* STATED TASK *
Of the lines below, count those containing the word "Underweight". Reply with the number alone.

>> Start

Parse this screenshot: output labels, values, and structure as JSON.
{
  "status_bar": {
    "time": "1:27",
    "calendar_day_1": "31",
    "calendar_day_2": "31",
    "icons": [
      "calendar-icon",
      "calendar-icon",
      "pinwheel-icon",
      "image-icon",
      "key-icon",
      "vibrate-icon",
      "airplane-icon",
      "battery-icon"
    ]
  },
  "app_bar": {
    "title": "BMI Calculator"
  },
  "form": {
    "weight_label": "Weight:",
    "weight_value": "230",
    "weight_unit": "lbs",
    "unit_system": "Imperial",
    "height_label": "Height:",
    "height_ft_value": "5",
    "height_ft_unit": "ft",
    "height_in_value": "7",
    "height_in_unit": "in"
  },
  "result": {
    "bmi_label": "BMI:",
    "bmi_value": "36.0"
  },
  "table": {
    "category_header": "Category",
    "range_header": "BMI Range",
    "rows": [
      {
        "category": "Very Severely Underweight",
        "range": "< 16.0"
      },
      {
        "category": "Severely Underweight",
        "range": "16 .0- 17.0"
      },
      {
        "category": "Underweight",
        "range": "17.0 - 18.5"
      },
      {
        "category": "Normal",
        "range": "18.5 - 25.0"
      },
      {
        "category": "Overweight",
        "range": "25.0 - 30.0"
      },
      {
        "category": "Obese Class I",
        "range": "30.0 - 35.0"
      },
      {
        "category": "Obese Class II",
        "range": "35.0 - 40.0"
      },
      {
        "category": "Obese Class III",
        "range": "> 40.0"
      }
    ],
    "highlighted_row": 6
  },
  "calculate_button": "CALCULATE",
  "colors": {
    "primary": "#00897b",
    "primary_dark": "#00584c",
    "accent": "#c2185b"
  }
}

>> End

* THE ANSWER *
3